** RECORDS TO USE **
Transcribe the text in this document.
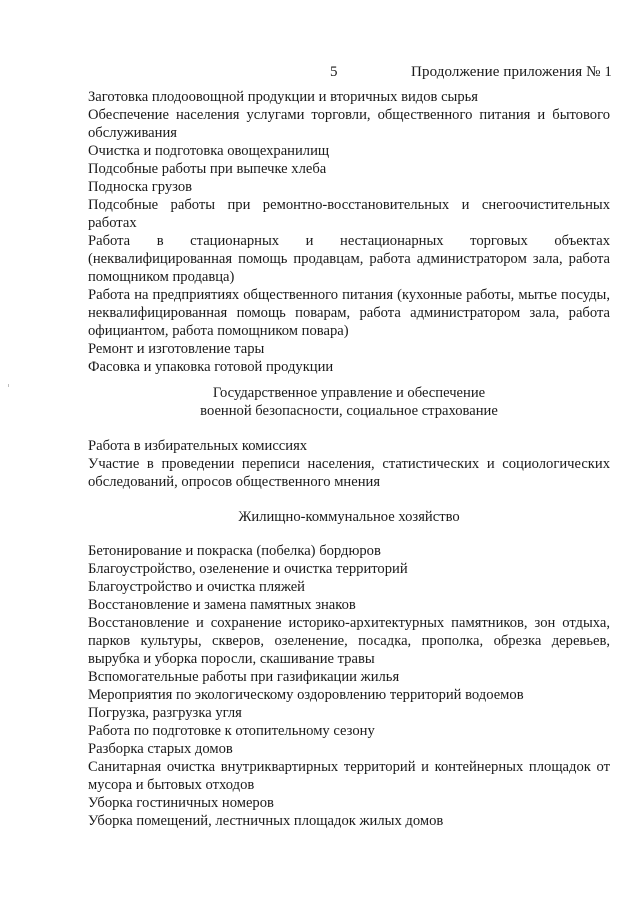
5	Продолжение приложения № 1

Заготовка плодоовощной продукции и вторичных видов сырья

Обеспечение населения услугами торговли, общественного питания и бытового обслуживания

Очистка и подготовка овощехранилищ

Подсобные работы при выпечке хлеба

Подноска грузов

Подсобные работы при ремонтно-восстановительных и снегоочистительных работах

Работа в стационарных и нестационарных торговых объектах (неквалифицированная помощь продавцам, работа администратором зала, работа помощником продавца)

Работа на предприятиях общественного питания (кухонные работы, мытье посуды, неквалифицированная помощь поварам, работа администратором зала, работа официантом, работа помощником повара)

Ремонт и изготовление тары

Фасовка и упаковка готовой продукции

Государственное управление и обеспечение
военной безопасности, социальное страхование

Работа в избирательных комиссиях

Участие в проведении переписи населения, статистических и социологических обследований, опросов общественного мнения

Жилищно-коммунальное хозяйство

Бетонирование и покраска (побелка) бордюров

Благоустройство, озеленение и очистка территорий

Благоустройство и очистка пляжей

Восстановление и замена памятных знаков

Восстановление и сохранение историко-архитектурных памятников, зон отдыха, парков культуры, скверов, озеленение, посадка, прополка, обрезка деревьев, вырубка и уборка поросли, скашивание травы

Вспомогательные работы при газификации жилья

Мероприятия по экологическому оздоровлению территорий водоемов

Погрузка, разгрузка угля

Работа по подготовке к отопительному сезону

Разборка старых домов

Санитарная очистка внутриквартирных территорий и контейнерных площадок от мусора и бытовых отходов

Уборка гостиничных номеров

Уборка помещений, лестничных площадок жилых домов
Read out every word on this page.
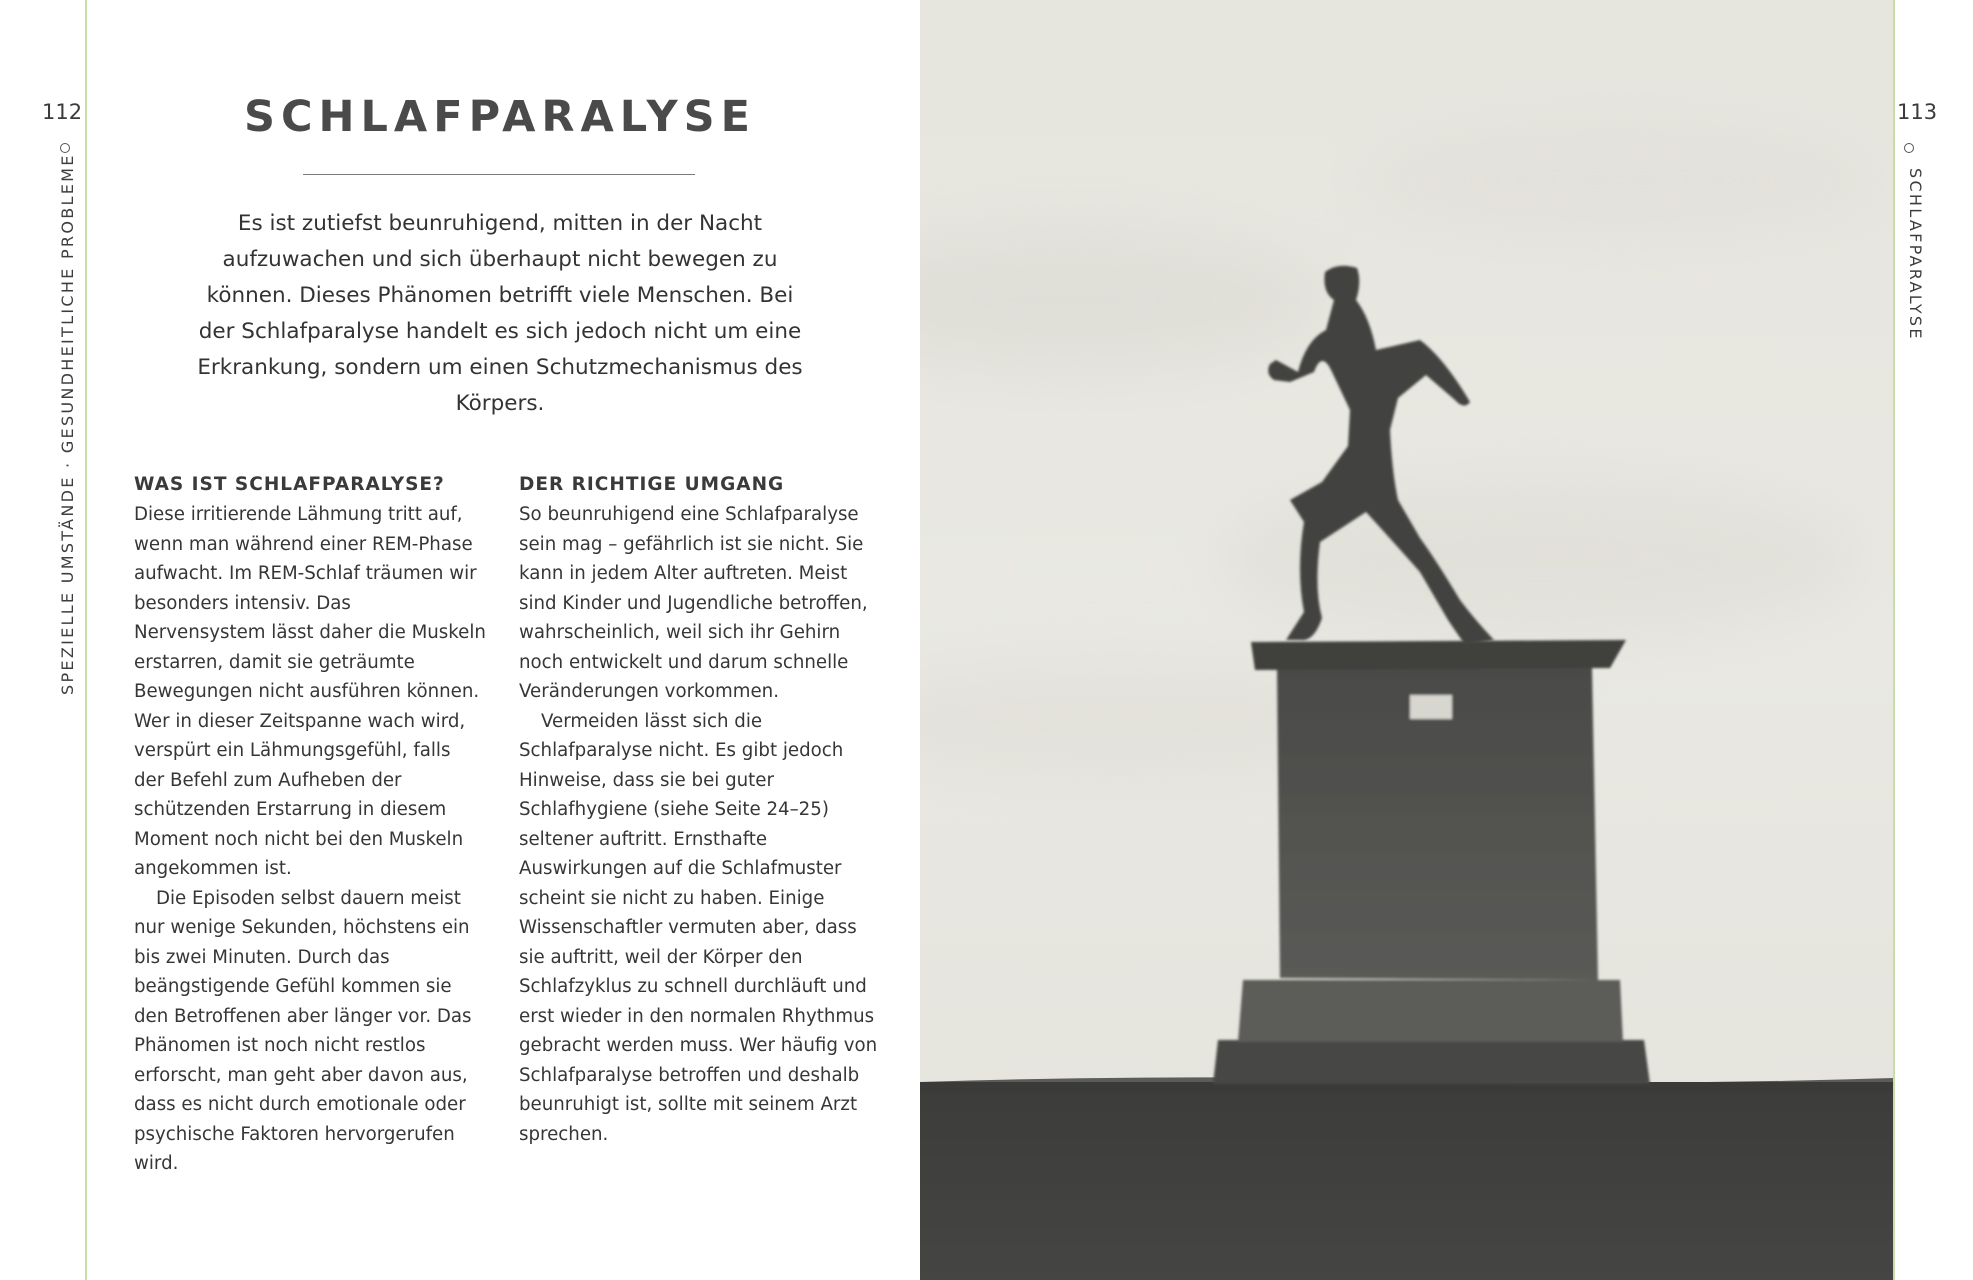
112
SPEZIELLE UMSTÄNDE · GESUNDHEITLICHE PROBLEME
113
SCHLAFPARALYSE
SCHLAFPARALYSE

Es ist zutiefst beunruhigend, mitten in der Nacht aufzuwachen und sich überhaupt nicht bewegen zu können. Dieses Phänomen betrifft viele Menschen. Bei der Schlafparalyse handelt es sich jedoch nicht um eine Erkrankung, sondern um einen Schutzmechanismus des Körpers.

WAS IST SCHLAFPARALYSE?

Diese irritierende Lähmung tritt auf, wenn man während einer REM-Phase aufwacht. Im REM-Schlaf träumen wir besonders intensiv. Das Nervensystem lässt daher die Muskeln erstarren, damit sie geträumte Bewegungen nicht ausführen können. Wer in dieser Zeitspanne wach wird, verspürt ein Lähmungsgefühl, falls der Befehl zum Aufheben der schützenden Erstarrung in diesem Moment noch nicht bei den Muskeln angekommen ist.

Die Episoden selbst dauern meist nur wenige Sekunden, höchstens ein bis zwei Minuten. Durch das beängstigende Gefühl kommen sie den Betroffenen aber länger vor. Das Phänomen ist noch nicht restlos erforscht, man geht aber davon aus, dass es nicht durch emotionale oder psychische Faktoren hervorgerufen wird.

DER RICHTIGE UMGANG

So beunruhigend eine Schlafparalyse sein mag – gefährlich ist sie nicht. Sie kann in jedem Alter auftreten. Meist sind Kinder und Jugendliche betroffen, wahrscheinlich, weil sich ihr Gehirn noch entwickelt und darum schnelle Veränderungen vorkommen.

Vermeiden lässt sich die Schlafparalyse nicht. Es gibt jedoch Hinweise, dass sie bei guter Schlafhygiene (siehe Seite 24–25) seltener auftritt. Ernsthafte Auswirkungen auf die Schlafmuster scheint sie nicht zu haben. Einige Wissenschaftler vermuten aber, dass sie auftritt, weil der Körper den Schlafzyklus zu schnell durchläuft und erst wieder in den normalen Rhythmus gebracht werden muss. Wer häufig von Schlafparalyse betroffen und deshalb beunruhigt ist, sollte mit seinem Arzt sprechen.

** WHAT TO WORK ON **
Write the entries above out again exactly, but not the pictures.

** SOLUTION TO THE PROBLEM **
Transcribe the text in this document.
5	Продолжение приложения № 1

Заготовка плодоовощной продукции и вторичных видов сырья

Обеспечение населения услугами торговли, общественного питания и бытового обслуживания

Очистка и подготовка овощехранилищ

Подсобные работы при выпечке хлеба

Подноска грузов

Подсобные работы при ремонтно-восстановительных и снегоочистительных работах

Работа в стационарных и нестационарных торговых объектах (неквалифицированная помощь продавцам, работа администратором зала, работа помощником продавца)

Работа на предприятиях общественного питания (кухонные работы, мытье посуды, неквалифицированная помощь поварам, работа администратором зала, работа официантом, работа помощником повара)

Ремонт и изготовление тары

Фасовка и упаковка готовой продукции

Государственное управление и обеспечение
военной безопасности, социальное страхование

Работа в избирательных комиссиях

Участие в проведении переписи населения, статистических и социологических обследований, опросов общественного мнения

Жилищно-коммунальное хозяйство

Бетонирование и покраска (побелка) бордюров

Благоустройство, озеленение и очистка территорий

Благоустройство и очистка пляжей

Восстановление и замена памятных знаков

Восстановление и сохранение историко-архитектурных памятников, зон отдыха, парков культуры, скверов, озеленение, посадка, прополка, обрезка деревьев, вырубка и уборка поросли, скашивание травы

Вспомогательные работы при газификации жилья

Мероприятия по экологическому оздоровлению территорий водоемов

Погрузка, разгрузка угля

Работа по подготовке к отопительному сезону

Разборка старых домов

Санитарная очистка внутриквартирных территорий и контейнерных площадок от мусора и бытовых отходов

Уборка гостиничных номеров

Уборка помещений, лестничных площадок жилых домов
Read out every word on this page.
112
SPEZIELLE UMSTÄNDE · GESUNDHEITLICHE PROBLEME
113
SCHLAFPARALYSE
SCHLAFPARALYSE

Es ist zutiefst beunruhigend, mitten in der Nacht aufzuwachen und sich überhaupt nicht bewegen zu können. Dieses Phänomen betrifft viele Menschen. Bei der Schlafparalyse handelt es sich jedoch nicht um eine Erkrankung, sondern um einen Schutzmechanismus des Körpers.

WAS IST SCHLAFPARALYSE?

Diese irritierende Lähmung tritt auf, wenn man während einer REM-Phase aufwacht. Im REM-Schlaf träumen wir besonders intensiv. Das Nervensystem lässt daher die Muskeln erstarren, damit sie geträumte Bewegungen nicht ausführen können. Wer in dieser Zeitspanne wach wird, verspürt ein Lähmungsgefühl, falls der Befehl zum Aufheben der schützenden Erstarrung in diesem Moment noch nicht bei den Muskeln angekommen ist.

Die Episoden selbst dauern meist nur wenige Sekunden, höchstens ein bis zwei Minuten. Durch das beängstigende Gefühl kommen sie den Betroffenen aber länger vor. Das Phänomen ist noch nicht restlos erforscht, man geht aber davon aus, dass es nicht durch emotionale oder psychische Faktoren hervorgerufen wird.

DER RICHTIGE UMGANG

So beunruhigend eine Schlafparalyse sein mag – gefährlich ist sie nicht. Sie kann in jedem Alter auftreten. Meist sind Kinder und Jugendliche betroffen, wahrscheinlich, weil sich ihr Gehirn noch entwickelt und darum schnelle Veränderungen vorkommen.

Vermeiden lässt sich die Schlafparalyse nicht. Es gibt jedoch Hinweise, dass sie bei guter Schlafhygiene (siehe Seite 24–25) seltener auftritt. Ernsthafte Auswirkungen auf die Schlafmuster scheint sie nicht zu haben. Einige Wissenschaftler vermuten aber, dass sie auftritt, weil der Körper den Schlafzyklus zu schnell durchläuft und erst wieder in den normalen Rhythmus gebracht werden muss. Wer häufig von Schlafparalyse betroffen und deshalb beunruhigt ist, sollte mit seinem Arzt sprechen.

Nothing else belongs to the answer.